Figure data in JSON
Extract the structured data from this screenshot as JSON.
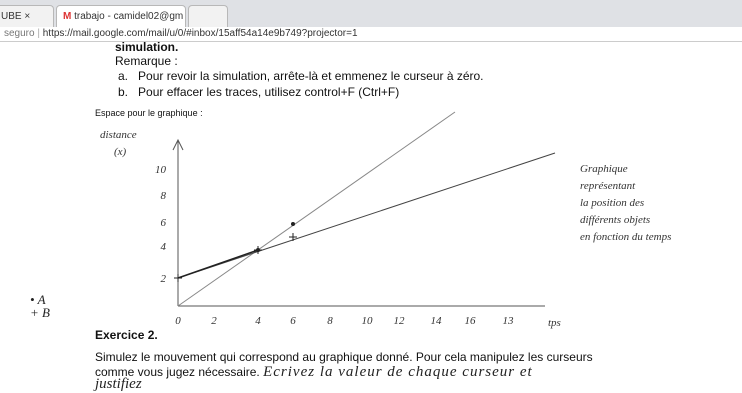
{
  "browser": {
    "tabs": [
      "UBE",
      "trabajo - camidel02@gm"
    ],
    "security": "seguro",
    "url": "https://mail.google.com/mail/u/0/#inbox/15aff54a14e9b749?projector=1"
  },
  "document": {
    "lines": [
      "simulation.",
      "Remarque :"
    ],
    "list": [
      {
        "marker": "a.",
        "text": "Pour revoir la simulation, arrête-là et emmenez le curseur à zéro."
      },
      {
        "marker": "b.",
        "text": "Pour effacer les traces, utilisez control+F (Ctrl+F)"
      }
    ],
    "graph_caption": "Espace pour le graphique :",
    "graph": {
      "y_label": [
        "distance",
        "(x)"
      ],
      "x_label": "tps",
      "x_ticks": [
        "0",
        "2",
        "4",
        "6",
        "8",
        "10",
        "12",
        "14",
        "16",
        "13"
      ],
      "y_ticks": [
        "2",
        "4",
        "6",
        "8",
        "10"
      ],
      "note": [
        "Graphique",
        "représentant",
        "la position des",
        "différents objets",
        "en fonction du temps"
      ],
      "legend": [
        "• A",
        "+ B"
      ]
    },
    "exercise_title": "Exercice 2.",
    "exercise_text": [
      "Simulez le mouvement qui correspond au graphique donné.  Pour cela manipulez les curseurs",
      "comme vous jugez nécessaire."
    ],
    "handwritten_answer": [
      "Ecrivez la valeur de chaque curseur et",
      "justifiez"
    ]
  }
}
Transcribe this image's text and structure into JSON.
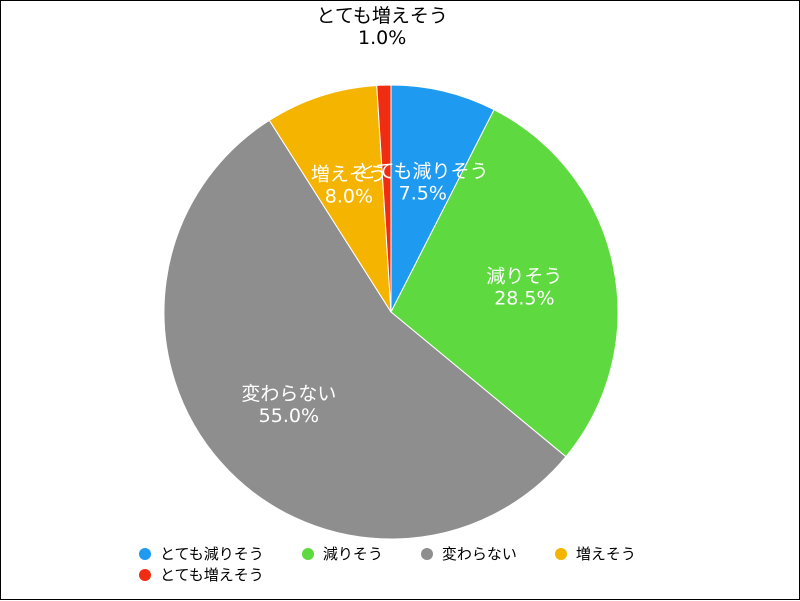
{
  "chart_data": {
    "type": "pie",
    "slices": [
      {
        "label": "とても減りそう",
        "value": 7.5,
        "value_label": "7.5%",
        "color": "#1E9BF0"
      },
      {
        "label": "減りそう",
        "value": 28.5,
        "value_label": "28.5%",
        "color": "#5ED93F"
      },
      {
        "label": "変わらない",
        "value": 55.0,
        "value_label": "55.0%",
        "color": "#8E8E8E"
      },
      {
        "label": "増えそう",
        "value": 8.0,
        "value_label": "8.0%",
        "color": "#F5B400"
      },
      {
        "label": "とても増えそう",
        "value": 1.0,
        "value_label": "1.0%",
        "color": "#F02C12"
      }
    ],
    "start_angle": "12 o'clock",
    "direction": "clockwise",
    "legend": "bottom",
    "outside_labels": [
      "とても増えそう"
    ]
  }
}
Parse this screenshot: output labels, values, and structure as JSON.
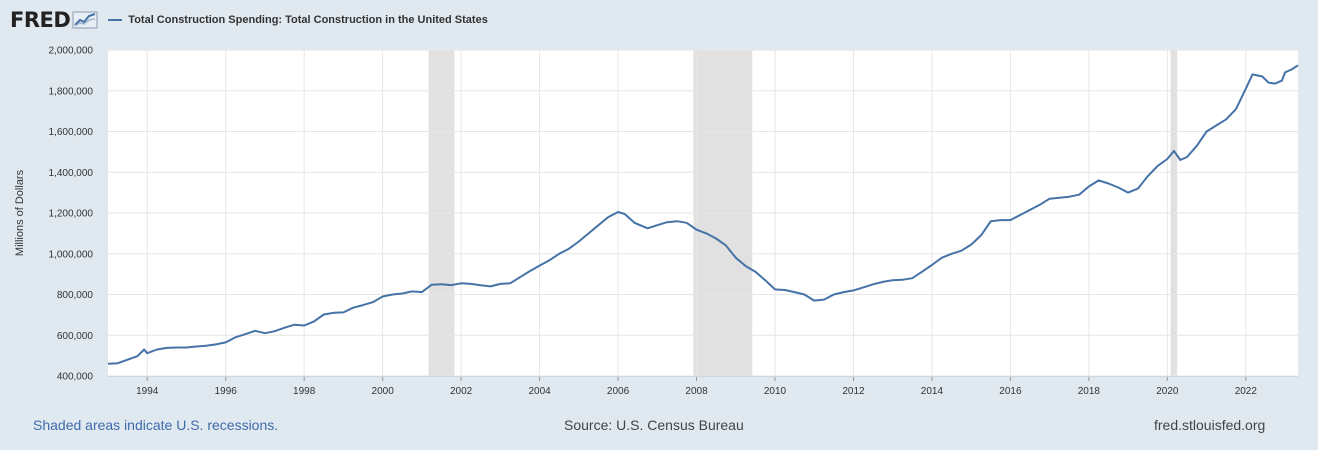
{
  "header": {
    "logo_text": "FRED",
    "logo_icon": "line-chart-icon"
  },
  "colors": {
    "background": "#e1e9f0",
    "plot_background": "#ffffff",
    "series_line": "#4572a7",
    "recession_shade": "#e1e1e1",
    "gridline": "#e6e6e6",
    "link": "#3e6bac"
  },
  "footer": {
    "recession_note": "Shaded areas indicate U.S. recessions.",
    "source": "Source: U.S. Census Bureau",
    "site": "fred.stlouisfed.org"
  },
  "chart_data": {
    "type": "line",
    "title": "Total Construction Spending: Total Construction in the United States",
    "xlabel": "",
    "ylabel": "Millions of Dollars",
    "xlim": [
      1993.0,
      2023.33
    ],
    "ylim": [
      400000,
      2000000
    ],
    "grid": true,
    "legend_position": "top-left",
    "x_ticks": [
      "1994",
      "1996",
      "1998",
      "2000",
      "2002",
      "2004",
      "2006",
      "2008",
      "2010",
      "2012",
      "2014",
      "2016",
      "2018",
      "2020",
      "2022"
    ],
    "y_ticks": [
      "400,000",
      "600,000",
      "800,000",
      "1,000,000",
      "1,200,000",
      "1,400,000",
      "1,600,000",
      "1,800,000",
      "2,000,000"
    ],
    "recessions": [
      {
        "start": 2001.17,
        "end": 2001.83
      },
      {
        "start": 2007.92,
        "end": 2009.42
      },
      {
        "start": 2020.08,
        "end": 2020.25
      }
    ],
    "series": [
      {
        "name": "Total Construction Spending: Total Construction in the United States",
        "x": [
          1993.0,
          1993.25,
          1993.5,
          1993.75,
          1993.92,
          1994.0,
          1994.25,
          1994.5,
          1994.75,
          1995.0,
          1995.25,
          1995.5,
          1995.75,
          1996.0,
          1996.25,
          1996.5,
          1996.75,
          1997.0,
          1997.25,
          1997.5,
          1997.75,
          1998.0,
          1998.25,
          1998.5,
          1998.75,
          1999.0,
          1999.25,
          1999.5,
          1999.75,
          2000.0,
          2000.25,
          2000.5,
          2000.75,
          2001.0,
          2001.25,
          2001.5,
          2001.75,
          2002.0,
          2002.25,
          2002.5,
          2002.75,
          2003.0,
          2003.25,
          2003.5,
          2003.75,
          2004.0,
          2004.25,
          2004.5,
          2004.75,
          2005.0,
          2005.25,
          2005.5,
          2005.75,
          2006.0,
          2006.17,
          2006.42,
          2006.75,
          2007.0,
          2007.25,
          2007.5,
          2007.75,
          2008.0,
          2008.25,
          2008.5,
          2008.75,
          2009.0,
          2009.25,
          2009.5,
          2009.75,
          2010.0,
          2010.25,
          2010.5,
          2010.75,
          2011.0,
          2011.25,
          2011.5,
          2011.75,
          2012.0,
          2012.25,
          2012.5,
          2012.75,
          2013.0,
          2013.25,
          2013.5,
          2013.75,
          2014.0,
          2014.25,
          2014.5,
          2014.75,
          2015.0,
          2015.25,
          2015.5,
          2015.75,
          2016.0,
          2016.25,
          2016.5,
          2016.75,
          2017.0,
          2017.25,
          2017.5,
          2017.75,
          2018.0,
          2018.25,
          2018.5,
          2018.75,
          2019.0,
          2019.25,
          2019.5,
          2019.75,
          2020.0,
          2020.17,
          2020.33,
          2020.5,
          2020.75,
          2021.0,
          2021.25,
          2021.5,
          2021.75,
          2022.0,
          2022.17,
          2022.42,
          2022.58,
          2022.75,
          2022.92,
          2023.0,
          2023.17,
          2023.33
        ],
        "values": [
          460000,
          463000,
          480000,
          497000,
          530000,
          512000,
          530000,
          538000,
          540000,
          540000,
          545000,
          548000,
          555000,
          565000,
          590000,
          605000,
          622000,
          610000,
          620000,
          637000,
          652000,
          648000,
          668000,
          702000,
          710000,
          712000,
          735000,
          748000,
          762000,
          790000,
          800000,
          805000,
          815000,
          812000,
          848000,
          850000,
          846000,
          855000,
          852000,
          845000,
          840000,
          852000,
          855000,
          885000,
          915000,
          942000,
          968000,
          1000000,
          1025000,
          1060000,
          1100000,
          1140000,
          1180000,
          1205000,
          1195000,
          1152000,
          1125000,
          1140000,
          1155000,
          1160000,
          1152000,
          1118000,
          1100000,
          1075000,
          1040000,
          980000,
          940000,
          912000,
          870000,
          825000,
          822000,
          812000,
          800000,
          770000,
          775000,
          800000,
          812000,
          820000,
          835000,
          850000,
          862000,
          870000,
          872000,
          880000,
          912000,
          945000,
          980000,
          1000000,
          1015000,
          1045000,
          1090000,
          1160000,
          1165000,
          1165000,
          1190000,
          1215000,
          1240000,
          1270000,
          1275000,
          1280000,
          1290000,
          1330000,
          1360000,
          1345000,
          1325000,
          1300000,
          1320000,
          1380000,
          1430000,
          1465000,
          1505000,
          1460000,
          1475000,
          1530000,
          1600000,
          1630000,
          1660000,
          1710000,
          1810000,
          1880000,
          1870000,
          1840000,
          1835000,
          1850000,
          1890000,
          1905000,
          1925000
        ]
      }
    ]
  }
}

- [Task description] Return the records exactly. Don't carry the pictures over.

- [Output for this task]
Extract the structured data from this screenshot as JSON.
{
  "browser": {
    "tabs": [
      "UBE",
      "trabajo - camidel02@gm"
    ],
    "security": "seguro",
    "url": "https://mail.google.com/mail/u/0/#inbox/15aff54a14e9b749?projector=1"
  },
  "document": {
    "lines": [
      "simulation.",
      "Remarque :"
    ],
    "list": [
      {
        "marker": "a.",
        "text": "Pour revoir la simulation, arrête-là et emmenez le curseur à zéro."
      },
      {
        "marker": "b.",
        "text": "Pour effacer les traces, utilisez control+F (Ctrl+F)"
      }
    ],
    "graph_caption": "Espace pour le graphique :",
    "graph": {
      "y_label": [
        "distance",
        "(x)"
      ],
      "x_label": "tps",
      "x_ticks": [
        "0",
        "2",
        "4",
        "6",
        "8",
        "10",
        "12",
        "14",
        "16",
        "13"
      ],
      "y_ticks": [
        "2",
        "4",
        "6",
        "8",
        "10"
      ],
      "note": [
        "Graphique",
        "représentant",
        "la position des",
        "différents objets",
        "en fonction du temps"
      ],
      "legend": [
        "• A",
        "+ B"
      ]
    },
    "exercise_title": "Exercice 2.",
    "exercise_text": [
      "Simulez le mouvement qui correspond au graphique donné.  Pour cela manipulez les curseurs",
      "comme vous jugez nécessaire."
    ],
    "handwritten_answer": [
      "Ecrivez la valeur de chaque curseur et",
      "justifiez"
    ]
  }
}
Transcribe this image's text and structure into JSON.
{
  "chart_data": {
    "type": "pie",
    "slices": [
      {
        "label": "とても減りそう",
        "value": 7.5,
        "value_label": "7.5%",
        "color": "#1E9BF0"
      },
      {
        "label": "減りそう",
        "value": 28.5,
        "value_label": "28.5%",
        "color": "#5ED93F"
      },
      {
        "label": "変わらない",
        "value": 55.0,
        "value_label": "55.0%",
        "color": "#8E8E8E"
      },
      {
        "label": "増えそう",
        "value": 8.0,
        "value_label": "8.0%",
        "color": "#F5B400"
      },
      {
        "label": "とても増えそう",
        "value": 1.0,
        "value_label": "1.0%",
        "color": "#F02C12"
      }
    ],
    "start_angle": "12 o'clock",
    "direction": "clockwise",
    "legend": "bottom",
    "outside_labels": [
      "とても増えそう"
    ]
  }
}
Parse this screenshot: output labels, values, and structure as JSON.
{
  "header": {
    "logo_text": "FRED",
    "logo_icon": "line-chart-icon"
  },
  "colors": {
    "background": "#e1e9f0",
    "plot_background": "#ffffff",
    "series_line": "#4572a7",
    "recession_shade": "#e1e1e1",
    "gridline": "#e6e6e6",
    "link": "#3e6bac"
  },
  "footer": {
    "recession_note": "Shaded areas indicate U.S. recessions.",
    "source": "Source: U.S. Census Bureau",
    "site": "fred.stlouisfed.org"
  },
  "chart_data": {
    "type": "line",
    "title": "Total Construction Spending: Total Construction in the United States",
    "xlabel": "",
    "ylabel": "Millions of Dollars",
    "xlim": [
      1993.0,
      2023.33
    ],
    "ylim": [
      400000,
      2000000
    ],
    "grid": true,
    "legend_position": "top-left",
    "x_ticks": [
      "1994",
      "1996",
      "1998",
      "2000",
      "2002",
      "2004",
      "2006",
      "2008",
      "2010",
      "2012",
      "2014",
      "2016",
      "2018",
      "2020",
      "2022"
    ],
    "y_ticks": [
      "400,000",
      "600,000",
      "800,000",
      "1,000,000",
      "1,200,000",
      "1,400,000",
      "1,600,000",
      "1,800,000",
      "2,000,000"
    ],
    "recessions": [
      {
        "start": 2001.17,
        "end": 2001.83
      },
      {
        "start": 2007.92,
        "end": 2009.42
      },
      {
        "start": 2020.08,
        "end": 2020.25
      }
    ],
    "series": [
      {
        "name": "Total Construction Spending: Total Construction in the United States",
        "x": [
          1993.0,
          1993.25,
          1993.5,
          1993.75,
          1993.92,
          1994.0,
          1994.25,
          1994.5,
          1994.75,
          1995.0,
          1995.25,
          1995.5,
          1995.75,
          1996.0,
          1996.25,
          1996.5,
          1996.75,
          1997.0,
          1997.25,
          1997.5,
          1997.75,
          1998.0,
          1998.25,
          1998.5,
          1998.75,
          1999.0,
          1999.25,
          1999.5,
          1999.75,
          2000.0,
          2000.25,
          2000.5,
          2000.75,
          2001.0,
          2001.25,
          2001.5,
          2001.75,
          2002.0,
          2002.25,
          2002.5,
          2002.75,
          2003.0,
          2003.25,
          2003.5,
          2003.75,
          2004.0,
          2004.25,
          2004.5,
          2004.75,
          2005.0,
          2005.25,
          2005.5,
          2005.75,
          2006.0,
          2006.17,
          2006.42,
          2006.75,
          2007.0,
          2007.25,
          2007.5,
          2007.75,
          2008.0,
          2008.25,
          2008.5,
          2008.75,
          2009.0,
          2009.25,
          2009.5,
          2009.75,
          2010.0,
          2010.25,
          2010.5,
          2010.75,
          2011.0,
          2011.25,
          2011.5,
          2011.75,
          2012.0,
          2012.25,
          2012.5,
          2012.75,
          2013.0,
          2013.25,
          2013.5,
          2013.75,
          2014.0,
          2014.25,
          2014.5,
          2014.75,
          2015.0,
          2015.25,
          2015.5,
          2015.75,
          2016.0,
          2016.25,
          2016.5,
          2016.75,
          2017.0,
          2017.25,
          2017.5,
          2017.75,
          2018.0,
          2018.25,
          2018.5,
          2018.75,
          2019.0,
          2019.25,
          2019.5,
          2019.75,
          2020.0,
          2020.17,
          2020.33,
          2020.5,
          2020.75,
          2021.0,
          2021.25,
          2021.5,
          2021.75,
          2022.0,
          2022.17,
          2022.42,
          2022.58,
          2022.75,
          2022.92,
          2023.0,
          2023.17,
          2023.33
        ],
        "values": [
          460000,
          463000,
          480000,
          497000,
          530000,
          512000,
          530000,
          538000,
          540000,
          540000,
          545000,
          548000,
          555000,
          565000,
          590000,
          605000,
          622000,
          610000,
          620000,
          637000,
          652000,
          648000,
          668000,
          702000,
          710000,
          712000,
          735000,
          748000,
          762000,
          790000,
          800000,
          805000,
          815000,
          812000,
          848000,
          850000,
          846000,
          855000,
          852000,
          845000,
          840000,
          852000,
          855000,
          885000,
          915000,
          942000,
          968000,
          1000000,
          1025000,
          1060000,
          1100000,
          1140000,
          1180000,
          1205000,
          1195000,
          1152000,
          1125000,
          1140000,
          1155000,
          1160000,
          1152000,
          1118000,
          1100000,
          1075000,
          1040000,
          980000,
          940000,
          912000,
          870000,
          825000,
          822000,
          812000,
          800000,
          770000,
          775000,
          800000,
          812000,
          820000,
          835000,
          850000,
          862000,
          870000,
          872000,
          880000,
          912000,
          945000,
          980000,
          1000000,
          1015000,
          1045000,
          1090000,
          1160000,
          1165000,
          1165000,
          1190000,
          1215000,
          1240000,
          1270000,
          1275000,
          1280000,
          1290000,
          1330000,
          1360000,
          1345000,
          1325000,
          1300000,
          1320000,
          1380000,
          1430000,
          1465000,
          1505000,
          1460000,
          1475000,
          1530000,
          1600000,
          1630000,
          1660000,
          1710000,
          1810000,
          1880000,
          1870000,
          1840000,
          1835000,
          1850000,
          1890000,
          1905000,
          1925000
        ]
      }
    ]
  }
}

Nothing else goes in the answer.